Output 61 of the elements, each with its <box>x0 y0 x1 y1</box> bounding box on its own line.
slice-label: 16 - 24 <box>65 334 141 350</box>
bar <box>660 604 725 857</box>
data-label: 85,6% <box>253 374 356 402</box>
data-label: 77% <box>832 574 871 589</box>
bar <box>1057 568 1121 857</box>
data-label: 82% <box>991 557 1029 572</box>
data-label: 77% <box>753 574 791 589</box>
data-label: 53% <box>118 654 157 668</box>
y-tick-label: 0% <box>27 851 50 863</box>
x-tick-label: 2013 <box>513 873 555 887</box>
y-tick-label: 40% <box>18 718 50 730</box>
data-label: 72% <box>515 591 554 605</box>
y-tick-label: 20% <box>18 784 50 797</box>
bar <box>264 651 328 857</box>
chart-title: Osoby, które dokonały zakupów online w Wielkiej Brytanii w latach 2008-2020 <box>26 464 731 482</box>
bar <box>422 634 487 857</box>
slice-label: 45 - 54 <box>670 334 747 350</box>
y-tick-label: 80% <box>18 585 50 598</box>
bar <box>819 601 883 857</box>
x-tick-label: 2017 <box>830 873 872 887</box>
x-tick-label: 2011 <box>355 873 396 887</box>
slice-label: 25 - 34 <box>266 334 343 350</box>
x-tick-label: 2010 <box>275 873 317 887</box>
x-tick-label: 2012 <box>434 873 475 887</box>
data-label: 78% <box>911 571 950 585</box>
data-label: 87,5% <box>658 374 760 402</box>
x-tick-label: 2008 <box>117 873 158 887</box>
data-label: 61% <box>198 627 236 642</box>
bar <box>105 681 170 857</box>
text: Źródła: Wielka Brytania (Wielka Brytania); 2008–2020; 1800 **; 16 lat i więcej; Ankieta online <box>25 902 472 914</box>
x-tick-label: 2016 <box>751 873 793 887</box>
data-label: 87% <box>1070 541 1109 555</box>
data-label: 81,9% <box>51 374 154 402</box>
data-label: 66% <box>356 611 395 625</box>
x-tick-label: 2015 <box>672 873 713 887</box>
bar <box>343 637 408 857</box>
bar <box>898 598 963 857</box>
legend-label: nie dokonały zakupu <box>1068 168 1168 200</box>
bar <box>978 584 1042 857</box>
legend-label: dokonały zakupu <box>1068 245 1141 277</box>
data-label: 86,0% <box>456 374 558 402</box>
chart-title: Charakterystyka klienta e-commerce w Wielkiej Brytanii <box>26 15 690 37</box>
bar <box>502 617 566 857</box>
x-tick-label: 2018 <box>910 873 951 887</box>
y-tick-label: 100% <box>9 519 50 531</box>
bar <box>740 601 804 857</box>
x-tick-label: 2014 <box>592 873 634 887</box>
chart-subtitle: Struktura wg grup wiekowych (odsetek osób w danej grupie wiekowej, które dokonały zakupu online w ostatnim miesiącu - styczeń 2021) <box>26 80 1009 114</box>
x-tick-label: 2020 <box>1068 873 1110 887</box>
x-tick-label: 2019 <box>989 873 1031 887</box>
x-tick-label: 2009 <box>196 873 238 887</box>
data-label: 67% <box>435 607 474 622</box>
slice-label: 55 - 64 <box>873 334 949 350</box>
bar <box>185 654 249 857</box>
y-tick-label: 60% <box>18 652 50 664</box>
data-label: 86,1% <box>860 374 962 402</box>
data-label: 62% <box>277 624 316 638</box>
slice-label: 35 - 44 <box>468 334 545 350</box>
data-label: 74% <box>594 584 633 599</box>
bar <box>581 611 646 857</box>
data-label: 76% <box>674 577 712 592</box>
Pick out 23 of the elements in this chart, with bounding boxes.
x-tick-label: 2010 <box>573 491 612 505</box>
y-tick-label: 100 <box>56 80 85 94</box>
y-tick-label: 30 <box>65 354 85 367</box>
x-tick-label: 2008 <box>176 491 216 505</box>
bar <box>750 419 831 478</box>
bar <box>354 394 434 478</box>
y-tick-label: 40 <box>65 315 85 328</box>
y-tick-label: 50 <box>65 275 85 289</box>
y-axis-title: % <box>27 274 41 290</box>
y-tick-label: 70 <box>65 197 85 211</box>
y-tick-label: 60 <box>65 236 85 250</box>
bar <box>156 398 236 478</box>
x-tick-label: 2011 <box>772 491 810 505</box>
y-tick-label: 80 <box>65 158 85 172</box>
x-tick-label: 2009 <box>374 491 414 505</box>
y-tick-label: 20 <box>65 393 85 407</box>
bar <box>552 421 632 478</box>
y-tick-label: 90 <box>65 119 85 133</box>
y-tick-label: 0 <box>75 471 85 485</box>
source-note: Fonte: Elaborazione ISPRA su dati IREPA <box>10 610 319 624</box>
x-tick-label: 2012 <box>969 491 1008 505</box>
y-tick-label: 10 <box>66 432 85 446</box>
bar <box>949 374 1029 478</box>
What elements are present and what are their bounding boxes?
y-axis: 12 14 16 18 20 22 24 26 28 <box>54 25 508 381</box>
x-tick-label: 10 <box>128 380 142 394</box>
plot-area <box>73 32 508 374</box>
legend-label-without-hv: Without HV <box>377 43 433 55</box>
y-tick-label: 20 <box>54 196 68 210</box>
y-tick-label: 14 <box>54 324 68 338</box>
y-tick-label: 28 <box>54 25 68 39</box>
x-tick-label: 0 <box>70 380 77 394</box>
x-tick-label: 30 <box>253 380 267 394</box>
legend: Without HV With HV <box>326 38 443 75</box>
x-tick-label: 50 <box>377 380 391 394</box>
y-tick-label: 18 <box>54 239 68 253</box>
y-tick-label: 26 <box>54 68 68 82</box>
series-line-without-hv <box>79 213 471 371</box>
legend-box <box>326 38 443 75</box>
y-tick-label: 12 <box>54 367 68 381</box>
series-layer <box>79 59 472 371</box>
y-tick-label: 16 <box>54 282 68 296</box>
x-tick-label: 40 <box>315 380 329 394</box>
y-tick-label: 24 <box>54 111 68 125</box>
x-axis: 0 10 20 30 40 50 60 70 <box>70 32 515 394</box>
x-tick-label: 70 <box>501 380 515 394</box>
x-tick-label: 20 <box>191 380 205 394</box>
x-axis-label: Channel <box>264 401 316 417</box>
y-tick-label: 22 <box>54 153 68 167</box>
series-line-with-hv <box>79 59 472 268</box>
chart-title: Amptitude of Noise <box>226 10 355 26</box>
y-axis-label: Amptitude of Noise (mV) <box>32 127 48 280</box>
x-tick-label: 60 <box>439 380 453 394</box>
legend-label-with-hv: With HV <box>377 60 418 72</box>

> **EXERCISE DETAILS**:
Copy every line of the records above, word for word and in the same order, keeping each line's box coordinates unchanged.

> **PROBLEM SOLUTION**:
Output 61 of the elements, each with its <box>x0 y0 x1 y1</box> bounding box on its own line.
slice-label: 16 - 24 <box>65 334 141 350</box>
bar <box>660 604 725 857</box>
data-label: 85,6% <box>253 374 356 402</box>
data-label: 77% <box>832 574 871 589</box>
bar <box>1057 568 1121 857</box>
data-label: 82% <box>991 557 1029 572</box>
data-label: 77% <box>753 574 791 589</box>
data-label: 53% <box>118 654 157 668</box>
y-tick-label: 0% <box>27 851 50 863</box>
x-tick-label: 2013 <box>513 873 555 887</box>
y-tick-label: 40% <box>18 718 50 730</box>
data-label: 72% <box>515 591 554 605</box>
y-tick-label: 20% <box>18 784 50 797</box>
bar <box>264 651 328 857</box>
chart-title: Osoby, które dokonały zakupów online w Wielkiej Brytanii w latach 2008-2020 <box>26 464 731 482</box>
bar <box>422 634 487 857</box>
slice-label: 45 - 54 <box>670 334 747 350</box>
y-tick-label: 80% <box>18 585 50 598</box>
bar <box>819 601 883 857</box>
x-tick-label: 2017 <box>830 873 872 887</box>
x-tick-label: 2011 <box>355 873 396 887</box>
slice-label: 25 - 34 <box>266 334 343 350</box>
x-tick-label: 2010 <box>275 873 317 887</box>
x-tick-label: 2012 <box>434 873 475 887</box>
data-label: 78% <box>911 571 950 585</box>
data-label: 87,5% <box>658 374 760 402</box>
x-tick-label: 2008 <box>117 873 158 887</box>
data-label: 61% <box>198 627 236 642</box>
bar <box>105 681 170 857</box>
text: Źródła: Wielka Brytania (Wielka Brytania); 2008–2020; 1800 **; 16 lat i więcej; Ankieta online <box>25 902 472 914</box>
x-tick-label: 2016 <box>751 873 793 887</box>
data-label: 87% <box>1070 541 1109 555</box>
data-label: 81,9% <box>51 374 154 402</box>
data-label: 66% <box>356 611 395 625</box>
x-tick-label: 2015 <box>672 873 713 887</box>
bar <box>343 637 408 857</box>
bar <box>898 598 963 857</box>
legend-label: nie dokonały zakupu <box>1068 168 1168 200</box>
bar <box>978 584 1042 857</box>
legend-label: dokonały zakupu <box>1068 245 1141 277</box>
data-label: 86,0% <box>456 374 558 402</box>
chart-title: Charakterystyka klienta e-commerce w Wielkiej Brytanii <box>26 15 690 37</box>
bar <box>502 617 566 857</box>
x-tick-label: 2018 <box>910 873 951 887</box>
y-tick-label: 100% <box>9 519 50 531</box>
bar <box>740 601 804 857</box>
x-tick-label: 2014 <box>592 873 634 887</box>
chart-subtitle: Struktura wg grup wiekowych (odsetek osób w danej grupie wiekowej, które dokonały zakupu online w ostatnim miesiącu - styczeń 2021) <box>26 80 1009 114</box>
x-tick-label: 2020 <box>1068 873 1110 887</box>
x-tick-label: 2019 <box>989 873 1031 887</box>
x-tick-label: 2009 <box>196 873 238 887</box>
data-label: 67% <box>435 607 474 622</box>
slice-label: 55 - 64 <box>873 334 949 350</box>
bar <box>185 654 249 857</box>
y-tick-label: 60% <box>18 652 50 664</box>
data-label: 86,1% <box>860 374 962 402</box>
data-label: 62% <box>277 624 316 638</box>
slice-label: 35 - 44 <box>468 334 545 350</box>
data-label: 74% <box>594 584 633 599</box>
bar <box>581 611 646 857</box>
data-label: 76% <box>674 577 712 592</box>
Pick out 23 of the elements in this chart, with bounding boxes.
x-tick-label: 2010 <box>573 491 612 505</box>
y-tick-label: 100 <box>56 80 85 94</box>
y-tick-label: 30 <box>65 354 85 367</box>
x-tick-label: 2008 <box>176 491 216 505</box>
bar <box>750 419 831 478</box>
bar <box>354 394 434 478</box>
y-tick-label: 40 <box>65 315 85 328</box>
y-tick-label: 50 <box>65 275 85 289</box>
y-axis-title: % <box>27 274 41 290</box>
y-tick-label: 70 <box>65 197 85 211</box>
y-tick-label: 60 <box>65 236 85 250</box>
bar <box>156 398 236 478</box>
x-tick-label: 2011 <box>772 491 810 505</box>
y-tick-label: 80 <box>65 158 85 172</box>
x-tick-label: 2009 <box>374 491 414 505</box>
y-tick-label: 20 <box>65 393 85 407</box>
bar <box>552 421 632 478</box>
y-tick-label: 90 <box>65 119 85 133</box>
y-tick-label: 0 <box>75 471 85 485</box>
source-note: Fonte: Elaborazione ISPRA su dati IREPA <box>10 610 319 624</box>
x-tick-label: 2012 <box>969 491 1008 505</box>
y-tick-label: 10 <box>66 432 85 446</box>
bar <box>949 374 1029 478</box>
What elements are present and what are their bounding boxes?
y-axis: 12 14 16 18 20 22 24 26 28 <box>54 25 508 381</box>
x-tick-label: 10 <box>128 380 142 394</box>
plot-area <box>73 32 508 374</box>
legend-label-without-hv: Without HV <box>377 43 433 55</box>
y-tick-label: 20 <box>54 196 68 210</box>
y-tick-label: 14 <box>54 324 68 338</box>
y-tick-label: 28 <box>54 25 68 39</box>
x-tick-label: 0 <box>70 380 77 394</box>
x-tick-label: 30 <box>253 380 267 394</box>
legend: Without HV With HV <box>326 38 443 75</box>
x-tick-label: 50 <box>377 380 391 394</box>
y-tick-label: 18 <box>54 239 68 253</box>
y-tick-label: 26 <box>54 68 68 82</box>
series-line-without-hv <box>79 213 471 371</box>
legend-box <box>326 38 443 75</box>
y-tick-label: 12 <box>54 367 68 381</box>
series-layer <box>79 59 472 371</box>
y-tick-label: 16 <box>54 282 68 296</box>
x-tick-label: 40 <box>315 380 329 394</box>
y-tick-label: 24 <box>54 111 68 125</box>
x-axis: 0 10 20 30 40 50 60 70 <box>70 32 515 394</box>
x-tick-label: 70 <box>501 380 515 394</box>
x-tick-label: 20 <box>191 380 205 394</box>
x-axis-label: Channel <box>264 401 316 417</box>
y-tick-label: 22 <box>54 153 68 167</box>
series-line-with-hv <box>79 59 472 268</box>
chart-title: Amptitude of Noise <box>226 10 355 26</box>
y-axis-label: Amptitude of Noise (mV) <box>32 127 48 280</box>
x-tick-label: 60 <box>439 380 453 394</box>
legend-label-with-hv: With HV <box>377 60 418 72</box>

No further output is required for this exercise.